**Problem requirements:**
Render the entries from the first line through the line containing "stone-move-number: 88: [170, 424, 187, 439]", both included, as a Markdown table with columns headed Row and Line. Give each line a row number and leave out blank lines.
--- start Task inputs ---
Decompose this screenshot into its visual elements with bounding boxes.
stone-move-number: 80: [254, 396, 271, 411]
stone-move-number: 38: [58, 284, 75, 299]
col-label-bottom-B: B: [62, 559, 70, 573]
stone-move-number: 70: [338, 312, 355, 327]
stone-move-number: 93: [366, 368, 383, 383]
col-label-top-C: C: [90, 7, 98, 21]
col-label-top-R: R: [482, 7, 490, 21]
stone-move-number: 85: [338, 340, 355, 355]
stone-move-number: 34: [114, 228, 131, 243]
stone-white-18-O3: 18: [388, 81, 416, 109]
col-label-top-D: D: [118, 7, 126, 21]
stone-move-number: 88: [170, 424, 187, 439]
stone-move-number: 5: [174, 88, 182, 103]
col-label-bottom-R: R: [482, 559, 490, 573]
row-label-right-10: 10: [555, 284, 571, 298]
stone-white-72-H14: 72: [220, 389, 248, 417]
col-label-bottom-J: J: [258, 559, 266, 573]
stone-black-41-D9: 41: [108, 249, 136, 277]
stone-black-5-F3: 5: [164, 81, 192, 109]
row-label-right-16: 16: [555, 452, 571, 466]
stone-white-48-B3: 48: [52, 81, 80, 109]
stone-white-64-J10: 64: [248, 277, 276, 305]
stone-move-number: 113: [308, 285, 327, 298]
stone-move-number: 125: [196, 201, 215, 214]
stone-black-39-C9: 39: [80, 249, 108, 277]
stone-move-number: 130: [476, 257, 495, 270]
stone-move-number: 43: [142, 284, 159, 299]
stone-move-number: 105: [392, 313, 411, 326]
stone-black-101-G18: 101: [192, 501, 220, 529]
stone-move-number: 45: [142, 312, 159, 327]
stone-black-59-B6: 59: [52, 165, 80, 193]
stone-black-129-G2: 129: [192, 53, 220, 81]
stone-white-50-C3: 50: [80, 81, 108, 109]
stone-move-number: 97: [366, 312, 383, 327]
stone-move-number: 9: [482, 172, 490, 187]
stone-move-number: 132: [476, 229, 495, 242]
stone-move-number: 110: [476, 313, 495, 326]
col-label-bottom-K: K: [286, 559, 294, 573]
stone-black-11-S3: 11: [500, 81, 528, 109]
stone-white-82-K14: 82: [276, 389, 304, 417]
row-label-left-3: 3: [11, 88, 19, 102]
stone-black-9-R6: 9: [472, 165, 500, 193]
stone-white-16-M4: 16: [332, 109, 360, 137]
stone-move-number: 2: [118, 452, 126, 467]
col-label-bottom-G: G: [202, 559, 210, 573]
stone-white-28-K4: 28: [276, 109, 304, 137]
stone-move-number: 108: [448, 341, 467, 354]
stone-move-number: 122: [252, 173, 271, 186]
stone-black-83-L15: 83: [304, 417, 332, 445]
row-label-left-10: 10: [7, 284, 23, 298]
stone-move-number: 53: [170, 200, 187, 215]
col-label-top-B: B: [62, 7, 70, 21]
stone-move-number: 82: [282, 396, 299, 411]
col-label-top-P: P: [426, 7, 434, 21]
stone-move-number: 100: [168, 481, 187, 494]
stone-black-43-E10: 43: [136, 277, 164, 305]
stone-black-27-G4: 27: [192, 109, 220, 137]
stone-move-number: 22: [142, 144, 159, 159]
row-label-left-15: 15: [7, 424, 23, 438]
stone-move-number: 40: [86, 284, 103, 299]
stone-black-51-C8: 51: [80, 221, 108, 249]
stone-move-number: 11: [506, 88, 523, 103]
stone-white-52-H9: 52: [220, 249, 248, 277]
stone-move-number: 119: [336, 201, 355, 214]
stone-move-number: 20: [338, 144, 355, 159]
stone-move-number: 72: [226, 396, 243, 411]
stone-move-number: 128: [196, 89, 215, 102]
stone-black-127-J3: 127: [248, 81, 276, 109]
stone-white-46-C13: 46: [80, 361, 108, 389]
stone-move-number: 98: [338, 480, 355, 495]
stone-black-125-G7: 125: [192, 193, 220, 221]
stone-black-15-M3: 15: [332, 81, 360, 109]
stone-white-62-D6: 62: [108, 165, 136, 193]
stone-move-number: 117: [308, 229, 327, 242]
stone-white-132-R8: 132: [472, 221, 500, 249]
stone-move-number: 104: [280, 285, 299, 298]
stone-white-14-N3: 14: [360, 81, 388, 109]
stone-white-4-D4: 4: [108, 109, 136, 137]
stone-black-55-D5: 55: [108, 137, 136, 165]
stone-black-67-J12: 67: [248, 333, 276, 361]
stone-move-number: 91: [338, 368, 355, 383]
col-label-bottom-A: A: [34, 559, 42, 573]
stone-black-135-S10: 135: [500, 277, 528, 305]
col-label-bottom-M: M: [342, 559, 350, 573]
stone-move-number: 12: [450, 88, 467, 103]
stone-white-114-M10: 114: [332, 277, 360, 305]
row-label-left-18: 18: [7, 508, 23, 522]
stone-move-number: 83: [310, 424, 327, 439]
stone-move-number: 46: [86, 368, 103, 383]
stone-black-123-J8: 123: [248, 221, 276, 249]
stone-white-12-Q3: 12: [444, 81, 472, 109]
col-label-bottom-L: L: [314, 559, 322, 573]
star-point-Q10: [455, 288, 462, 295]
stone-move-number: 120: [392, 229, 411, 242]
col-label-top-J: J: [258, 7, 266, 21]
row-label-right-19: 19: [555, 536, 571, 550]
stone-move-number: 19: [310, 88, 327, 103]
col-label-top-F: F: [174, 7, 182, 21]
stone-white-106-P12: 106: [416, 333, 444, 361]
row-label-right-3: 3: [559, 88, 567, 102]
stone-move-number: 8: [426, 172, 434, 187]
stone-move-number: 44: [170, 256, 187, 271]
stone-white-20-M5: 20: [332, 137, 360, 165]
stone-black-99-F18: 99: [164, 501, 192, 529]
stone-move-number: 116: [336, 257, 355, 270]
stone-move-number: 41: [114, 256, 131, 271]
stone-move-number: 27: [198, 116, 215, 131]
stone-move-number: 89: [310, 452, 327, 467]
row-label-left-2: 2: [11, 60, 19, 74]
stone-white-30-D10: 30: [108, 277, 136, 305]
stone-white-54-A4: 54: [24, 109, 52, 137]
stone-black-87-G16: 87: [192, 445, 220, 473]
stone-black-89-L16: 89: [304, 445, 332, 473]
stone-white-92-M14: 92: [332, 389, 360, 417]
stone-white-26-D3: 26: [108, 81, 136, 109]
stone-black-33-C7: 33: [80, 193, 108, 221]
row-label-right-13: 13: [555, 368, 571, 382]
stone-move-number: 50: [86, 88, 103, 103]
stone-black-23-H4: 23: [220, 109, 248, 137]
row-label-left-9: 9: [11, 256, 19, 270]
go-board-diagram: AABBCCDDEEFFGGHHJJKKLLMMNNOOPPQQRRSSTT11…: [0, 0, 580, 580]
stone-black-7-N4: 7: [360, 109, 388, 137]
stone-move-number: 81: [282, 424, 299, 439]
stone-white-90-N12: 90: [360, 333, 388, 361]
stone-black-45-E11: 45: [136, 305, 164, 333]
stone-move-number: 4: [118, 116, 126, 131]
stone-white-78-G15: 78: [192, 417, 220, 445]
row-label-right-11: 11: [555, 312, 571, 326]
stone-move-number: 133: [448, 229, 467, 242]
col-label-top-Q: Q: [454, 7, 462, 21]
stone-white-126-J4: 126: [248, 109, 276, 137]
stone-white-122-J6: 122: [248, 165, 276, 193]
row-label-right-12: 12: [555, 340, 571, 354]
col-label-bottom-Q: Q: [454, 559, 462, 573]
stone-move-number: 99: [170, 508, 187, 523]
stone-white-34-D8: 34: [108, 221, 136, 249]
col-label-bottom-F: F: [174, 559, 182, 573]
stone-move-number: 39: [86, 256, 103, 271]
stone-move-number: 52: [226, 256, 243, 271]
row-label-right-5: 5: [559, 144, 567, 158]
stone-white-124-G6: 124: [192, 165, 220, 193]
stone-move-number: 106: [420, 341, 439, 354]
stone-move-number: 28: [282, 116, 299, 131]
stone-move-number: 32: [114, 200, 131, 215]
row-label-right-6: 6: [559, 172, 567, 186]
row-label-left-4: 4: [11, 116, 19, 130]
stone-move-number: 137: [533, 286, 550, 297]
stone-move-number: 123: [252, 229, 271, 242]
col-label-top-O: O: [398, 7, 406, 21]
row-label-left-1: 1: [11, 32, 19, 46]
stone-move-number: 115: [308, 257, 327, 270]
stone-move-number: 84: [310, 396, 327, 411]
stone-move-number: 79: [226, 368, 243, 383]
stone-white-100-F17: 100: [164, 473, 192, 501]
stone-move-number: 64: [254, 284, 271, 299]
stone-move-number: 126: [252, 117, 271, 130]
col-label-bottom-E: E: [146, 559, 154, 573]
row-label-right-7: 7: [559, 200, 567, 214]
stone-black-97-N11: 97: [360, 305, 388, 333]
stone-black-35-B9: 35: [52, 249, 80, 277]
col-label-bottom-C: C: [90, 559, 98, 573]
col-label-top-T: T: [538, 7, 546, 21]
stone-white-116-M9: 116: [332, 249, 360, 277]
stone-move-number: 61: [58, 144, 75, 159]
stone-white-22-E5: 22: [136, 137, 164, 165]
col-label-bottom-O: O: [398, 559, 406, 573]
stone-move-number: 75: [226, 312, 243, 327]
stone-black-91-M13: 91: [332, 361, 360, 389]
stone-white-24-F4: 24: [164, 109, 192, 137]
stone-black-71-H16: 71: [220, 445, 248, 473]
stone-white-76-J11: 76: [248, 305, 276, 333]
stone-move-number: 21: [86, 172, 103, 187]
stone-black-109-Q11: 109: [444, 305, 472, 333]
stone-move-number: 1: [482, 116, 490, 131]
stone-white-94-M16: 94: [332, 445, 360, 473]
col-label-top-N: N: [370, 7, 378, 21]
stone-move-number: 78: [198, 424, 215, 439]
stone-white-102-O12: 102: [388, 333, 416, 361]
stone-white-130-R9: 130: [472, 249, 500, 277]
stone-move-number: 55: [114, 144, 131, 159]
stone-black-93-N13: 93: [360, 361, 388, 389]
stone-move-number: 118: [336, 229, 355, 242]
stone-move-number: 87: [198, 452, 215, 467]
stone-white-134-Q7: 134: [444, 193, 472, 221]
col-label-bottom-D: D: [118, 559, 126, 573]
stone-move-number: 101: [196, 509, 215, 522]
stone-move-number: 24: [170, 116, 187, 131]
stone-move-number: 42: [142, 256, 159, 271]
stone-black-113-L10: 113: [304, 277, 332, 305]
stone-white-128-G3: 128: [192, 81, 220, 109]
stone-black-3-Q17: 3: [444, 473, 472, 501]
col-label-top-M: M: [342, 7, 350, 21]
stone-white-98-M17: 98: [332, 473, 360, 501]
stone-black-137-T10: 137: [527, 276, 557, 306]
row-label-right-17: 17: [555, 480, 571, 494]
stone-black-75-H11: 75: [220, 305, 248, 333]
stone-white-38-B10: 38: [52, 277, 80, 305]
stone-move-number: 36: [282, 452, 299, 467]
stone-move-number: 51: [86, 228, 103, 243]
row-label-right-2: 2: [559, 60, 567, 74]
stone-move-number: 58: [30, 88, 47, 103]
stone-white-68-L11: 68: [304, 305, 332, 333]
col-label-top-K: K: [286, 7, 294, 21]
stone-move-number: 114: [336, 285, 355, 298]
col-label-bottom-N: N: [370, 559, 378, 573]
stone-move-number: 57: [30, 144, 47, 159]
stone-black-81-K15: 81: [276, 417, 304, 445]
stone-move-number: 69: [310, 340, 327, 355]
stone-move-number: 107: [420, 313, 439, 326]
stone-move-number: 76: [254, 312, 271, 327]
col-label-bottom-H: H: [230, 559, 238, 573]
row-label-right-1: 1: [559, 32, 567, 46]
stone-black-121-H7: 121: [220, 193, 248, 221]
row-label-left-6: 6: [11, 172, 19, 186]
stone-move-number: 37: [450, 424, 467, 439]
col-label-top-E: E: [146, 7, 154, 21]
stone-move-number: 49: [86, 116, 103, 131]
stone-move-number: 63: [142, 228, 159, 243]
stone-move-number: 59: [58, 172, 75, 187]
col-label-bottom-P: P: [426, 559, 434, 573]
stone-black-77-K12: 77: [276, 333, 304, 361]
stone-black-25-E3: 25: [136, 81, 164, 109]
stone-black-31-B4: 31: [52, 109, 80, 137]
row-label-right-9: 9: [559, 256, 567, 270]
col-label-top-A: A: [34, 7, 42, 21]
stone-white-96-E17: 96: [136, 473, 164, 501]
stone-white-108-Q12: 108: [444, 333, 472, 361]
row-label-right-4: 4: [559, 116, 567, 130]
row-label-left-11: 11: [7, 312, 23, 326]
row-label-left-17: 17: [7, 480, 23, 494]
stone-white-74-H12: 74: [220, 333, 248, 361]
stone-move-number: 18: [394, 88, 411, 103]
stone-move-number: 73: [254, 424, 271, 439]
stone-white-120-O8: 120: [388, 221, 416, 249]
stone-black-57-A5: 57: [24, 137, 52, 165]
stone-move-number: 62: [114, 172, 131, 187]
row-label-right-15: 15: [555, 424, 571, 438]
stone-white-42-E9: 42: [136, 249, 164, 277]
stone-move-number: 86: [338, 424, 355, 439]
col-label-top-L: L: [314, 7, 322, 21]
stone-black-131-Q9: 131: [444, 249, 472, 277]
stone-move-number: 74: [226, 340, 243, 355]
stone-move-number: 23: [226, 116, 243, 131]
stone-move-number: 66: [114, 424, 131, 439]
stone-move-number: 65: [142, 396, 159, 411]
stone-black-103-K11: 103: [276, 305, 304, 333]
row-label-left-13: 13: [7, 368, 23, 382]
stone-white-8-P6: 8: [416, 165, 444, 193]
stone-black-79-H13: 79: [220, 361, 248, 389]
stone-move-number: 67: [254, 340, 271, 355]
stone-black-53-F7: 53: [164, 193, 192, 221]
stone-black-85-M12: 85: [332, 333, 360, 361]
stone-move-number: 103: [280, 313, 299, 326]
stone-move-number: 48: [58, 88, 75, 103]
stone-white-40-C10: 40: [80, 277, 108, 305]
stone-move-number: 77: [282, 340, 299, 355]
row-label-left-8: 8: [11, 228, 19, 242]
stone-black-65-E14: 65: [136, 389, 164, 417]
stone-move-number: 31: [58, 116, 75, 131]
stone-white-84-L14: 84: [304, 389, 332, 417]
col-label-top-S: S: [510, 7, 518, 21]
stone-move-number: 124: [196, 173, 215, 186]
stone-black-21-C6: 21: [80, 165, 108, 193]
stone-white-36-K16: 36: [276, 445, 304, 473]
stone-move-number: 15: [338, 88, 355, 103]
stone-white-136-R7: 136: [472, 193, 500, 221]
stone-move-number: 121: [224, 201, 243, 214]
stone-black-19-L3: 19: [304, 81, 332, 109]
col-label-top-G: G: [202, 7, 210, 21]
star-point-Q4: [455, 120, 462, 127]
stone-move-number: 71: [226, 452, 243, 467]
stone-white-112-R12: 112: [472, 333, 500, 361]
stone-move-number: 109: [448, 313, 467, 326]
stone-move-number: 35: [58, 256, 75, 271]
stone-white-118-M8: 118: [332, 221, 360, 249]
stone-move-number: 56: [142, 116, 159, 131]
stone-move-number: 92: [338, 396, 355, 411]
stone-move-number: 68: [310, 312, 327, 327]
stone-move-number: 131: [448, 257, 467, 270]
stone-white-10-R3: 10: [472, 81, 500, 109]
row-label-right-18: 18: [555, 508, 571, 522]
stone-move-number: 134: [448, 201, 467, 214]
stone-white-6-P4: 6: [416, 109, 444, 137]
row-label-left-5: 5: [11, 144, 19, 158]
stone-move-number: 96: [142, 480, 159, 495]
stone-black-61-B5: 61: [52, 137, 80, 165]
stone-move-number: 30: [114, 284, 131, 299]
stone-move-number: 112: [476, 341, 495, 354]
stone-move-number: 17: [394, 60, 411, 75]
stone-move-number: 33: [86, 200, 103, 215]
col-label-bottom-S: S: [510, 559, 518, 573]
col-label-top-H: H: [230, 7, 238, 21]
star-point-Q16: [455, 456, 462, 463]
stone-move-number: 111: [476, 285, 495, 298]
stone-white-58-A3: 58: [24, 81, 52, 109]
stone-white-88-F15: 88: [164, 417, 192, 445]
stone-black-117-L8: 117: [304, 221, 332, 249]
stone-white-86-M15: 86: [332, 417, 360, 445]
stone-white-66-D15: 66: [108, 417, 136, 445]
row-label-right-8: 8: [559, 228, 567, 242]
--- end Task inputs ---
**Correct answer:**
| Row | Line |
|---|---|
| 1 | Decompose this screenshot into its visual elements with bounding boxes. |
| 2 | stone-move-number: 80: [254, 396, 271, 411] |
| 3 | stone-move-number: 38: [58, 284, 75, 299] |
| 4 | col-label-bottom-B: B: [62, 559, 70, 573] |
| 5 | stone-move-number: 70: [338, 312, 355, 327] |
| 6 | stone-move-number: 93: [366, 368, 383, 383] |
| 7 | col-label-top-C: C: [90, 7, 98, 21] |
| 8 | col-label-top-R: R: [482, 7, 490, 21] |
| 9 | stone-move-number: 85: [338, 340, 355, 355] |
| 10 | stone-move-number: 34: [114, 228, 131, 243] |
| 11 | stone-white-18-O3: 18: [388, 81, 416, 109] |
| 12 | col-label-top-D: D: [118, 7, 126, 21] |
| 13 | stone-move-number: 88: [170, 424, 187, 439] |